▶ RECORDED DATA:
————————

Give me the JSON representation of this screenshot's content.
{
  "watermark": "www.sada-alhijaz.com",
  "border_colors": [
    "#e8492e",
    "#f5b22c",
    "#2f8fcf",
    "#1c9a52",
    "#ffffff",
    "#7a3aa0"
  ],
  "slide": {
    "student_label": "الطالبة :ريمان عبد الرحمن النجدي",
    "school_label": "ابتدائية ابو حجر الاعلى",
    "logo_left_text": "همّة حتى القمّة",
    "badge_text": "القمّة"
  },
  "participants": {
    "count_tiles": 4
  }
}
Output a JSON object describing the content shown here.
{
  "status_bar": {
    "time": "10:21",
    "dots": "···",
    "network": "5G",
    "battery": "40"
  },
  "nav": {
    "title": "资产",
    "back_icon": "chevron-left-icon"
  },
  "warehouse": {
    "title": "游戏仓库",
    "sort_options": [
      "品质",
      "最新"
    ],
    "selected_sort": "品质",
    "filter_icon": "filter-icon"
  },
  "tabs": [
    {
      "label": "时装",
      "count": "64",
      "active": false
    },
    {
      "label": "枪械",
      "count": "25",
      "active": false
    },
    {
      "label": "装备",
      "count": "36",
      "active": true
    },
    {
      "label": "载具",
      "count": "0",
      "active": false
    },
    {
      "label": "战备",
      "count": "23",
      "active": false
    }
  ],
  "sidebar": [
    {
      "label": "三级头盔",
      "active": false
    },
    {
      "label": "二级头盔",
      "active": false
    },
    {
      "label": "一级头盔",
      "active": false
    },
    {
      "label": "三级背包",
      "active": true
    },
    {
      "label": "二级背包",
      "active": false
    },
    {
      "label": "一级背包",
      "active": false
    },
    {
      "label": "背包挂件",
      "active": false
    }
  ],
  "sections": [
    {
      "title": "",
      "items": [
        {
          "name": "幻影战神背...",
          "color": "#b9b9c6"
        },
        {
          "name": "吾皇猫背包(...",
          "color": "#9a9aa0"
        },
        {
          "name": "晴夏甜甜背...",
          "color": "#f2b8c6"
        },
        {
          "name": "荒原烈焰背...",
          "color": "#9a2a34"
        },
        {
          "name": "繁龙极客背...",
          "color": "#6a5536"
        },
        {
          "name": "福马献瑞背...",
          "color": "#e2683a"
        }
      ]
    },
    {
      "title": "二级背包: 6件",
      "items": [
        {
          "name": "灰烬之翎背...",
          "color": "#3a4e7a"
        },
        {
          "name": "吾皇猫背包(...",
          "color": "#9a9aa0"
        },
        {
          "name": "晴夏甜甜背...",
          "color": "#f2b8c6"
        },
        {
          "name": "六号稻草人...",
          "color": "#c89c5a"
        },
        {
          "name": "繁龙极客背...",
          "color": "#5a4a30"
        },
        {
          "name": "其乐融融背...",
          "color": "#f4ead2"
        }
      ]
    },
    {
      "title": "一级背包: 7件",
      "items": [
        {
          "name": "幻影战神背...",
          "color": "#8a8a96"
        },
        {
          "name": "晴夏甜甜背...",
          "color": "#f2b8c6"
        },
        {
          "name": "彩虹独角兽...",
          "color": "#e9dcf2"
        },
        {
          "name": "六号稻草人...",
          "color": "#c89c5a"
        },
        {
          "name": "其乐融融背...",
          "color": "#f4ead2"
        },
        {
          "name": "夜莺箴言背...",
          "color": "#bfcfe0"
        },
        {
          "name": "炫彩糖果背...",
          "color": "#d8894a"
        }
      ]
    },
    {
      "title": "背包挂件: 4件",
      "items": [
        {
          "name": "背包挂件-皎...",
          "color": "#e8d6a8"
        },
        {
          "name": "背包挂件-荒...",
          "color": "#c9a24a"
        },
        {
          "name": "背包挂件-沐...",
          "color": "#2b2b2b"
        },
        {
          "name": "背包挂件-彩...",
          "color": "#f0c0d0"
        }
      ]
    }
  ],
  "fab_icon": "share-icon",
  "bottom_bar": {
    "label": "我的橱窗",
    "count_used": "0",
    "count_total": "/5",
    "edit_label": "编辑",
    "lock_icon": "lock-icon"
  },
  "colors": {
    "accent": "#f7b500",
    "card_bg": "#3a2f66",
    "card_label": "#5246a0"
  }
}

————————

▶ PROBLEM TO SOLVE: Each record above should be restated word for word.

▶ THE OUTPUT:
Give me the JSON representation of this screenshot's content.
{
  "watermark": "www.sada-alhijaz.com",
  "border_colors": [
    "#e8492e",
    "#f5b22c",
    "#2f8fcf",
    "#1c9a52",
    "#ffffff",
    "#7a3aa0"
  ],
  "slide": {
    "student_label": "الطالبة :ريمان عبد الرحمن النجدي",
    "school_label": "ابتدائية ابو حجر الاعلى",
    "logo_left_text": "همّة حتى القمّة",
    "badge_text": "القمّة"
  },
  "participants": {
    "count_tiles": 4
  }
}
Output a JSON object describing the content shown here.
{
  "status_bar": {
    "time": "10:21",
    "dots": "···",
    "network": "5G",
    "battery": "40"
  },
  "nav": {
    "title": "资产",
    "back_icon": "chevron-left-icon"
  },
  "warehouse": {
    "title": "游戏仓库",
    "sort_options": [
      "品质",
      "最新"
    ],
    "selected_sort": "品质",
    "filter_icon": "filter-icon"
  },
  "tabs": [
    {
      "label": "时装",
      "count": "64",
      "active": false
    },
    {
      "label": "枪械",
      "count": "25",
      "active": false
    },
    {
      "label": "装备",
      "count": "36",
      "active": true
    },
    {
      "label": "载具",
      "count": "0",
      "active": false
    },
    {
      "label": "战备",
      "count": "23",
      "active": false
    }
  ],
  "sidebar": [
    {
      "label": "三级头盔",
      "active": false
    },
    {
      "label": "二级头盔",
      "active": false
    },
    {
      "label": "一级头盔",
      "active": false
    },
    {
      "label": "三级背包",
      "active": true
    },
    {
      "label": "二级背包",
      "active": false
    },
    {
      "label": "一级背包",
      "active": false
    },
    {
      "label": "背包挂件",
      "active": false
    }
  ],
  "sections": [
    {
      "title": "",
      "items": [
        {
          "name": "幻影战神背...",
          "color": "#b9b9c6"
        },
        {
          "name": "吾皇猫背包(...",
          "color": "#9a9aa0"
        },
        {
          "name": "晴夏甜甜背...",
          "color": "#f2b8c6"
        },
        {
          "name": "荒原烈焰背...",
          "color": "#9a2a34"
        },
        {
          "name": "繁龙极客背...",
          "color": "#6a5536"
        },
        {
          "name": "福马献瑞背...",
          "color": "#e2683a"
        }
      ]
    },
    {
      "title": "二级背包: 6件",
      "items": [
        {
          "name": "灰烬之翎背...",
          "color": "#3a4e7a"
        },
        {
          "name": "吾皇猫背包(...",
          "color": "#9a9aa0"
        },
        {
          "name": "晴夏甜甜背...",
          "color": "#f2b8c6"
        },
        {
          "name": "六号稻草人...",
          "color": "#c89c5a"
        },
        {
          "name": "繁龙极客背...",
          "color": "#5a4a30"
        },
        {
          "name": "其乐融融背...",
          "color": "#f4ead2"
        }
      ]
    },
    {
      "title": "一级背包: 7件",
      "items": [
        {
          "name": "幻影战神背...",
          "color": "#8a8a96"
        },
        {
          "name": "晴夏甜甜背...",
          "color": "#f2b8c6"
        },
        {
          "name": "彩虹独角兽...",
          "color": "#e9dcf2"
        },
        {
          "name": "六号稻草人...",
          "color": "#c89c5a"
        },
        {
          "name": "其乐融融背...",
          "color": "#f4ead2"
        },
        {
          "name": "夜莺箴言背...",
          "color": "#bfcfe0"
        },
        {
          "name": "炫彩糖果背...",
          "color": "#d8894a"
        }
      ]
    },
    {
      "title": "背包挂件: 4件",
      "items": [
        {
          "name": "背包挂件-皎...",
          "color": "#e8d6a8"
        },
        {
          "name": "背包挂件-荒...",
          "color": "#c9a24a"
        },
        {
          "name": "背包挂件-沐...",
          "color": "#2b2b2b"
        },
        {
          "name": "背包挂件-彩...",
          "color": "#f0c0d0"
        }
      ]
    }
  ],
  "fab_icon": "share-icon",
  "bottom_bar": {
    "label": "我的橱窗",
    "count_used": "0",
    "count_total": "/5",
    "edit_label": "编辑",
    "lock_icon": "lock-icon"
  },
  "colors": {
    "accent": "#f7b500",
    "card_bg": "#3a2f66",
    "card_label": "#5246a0"
  }
}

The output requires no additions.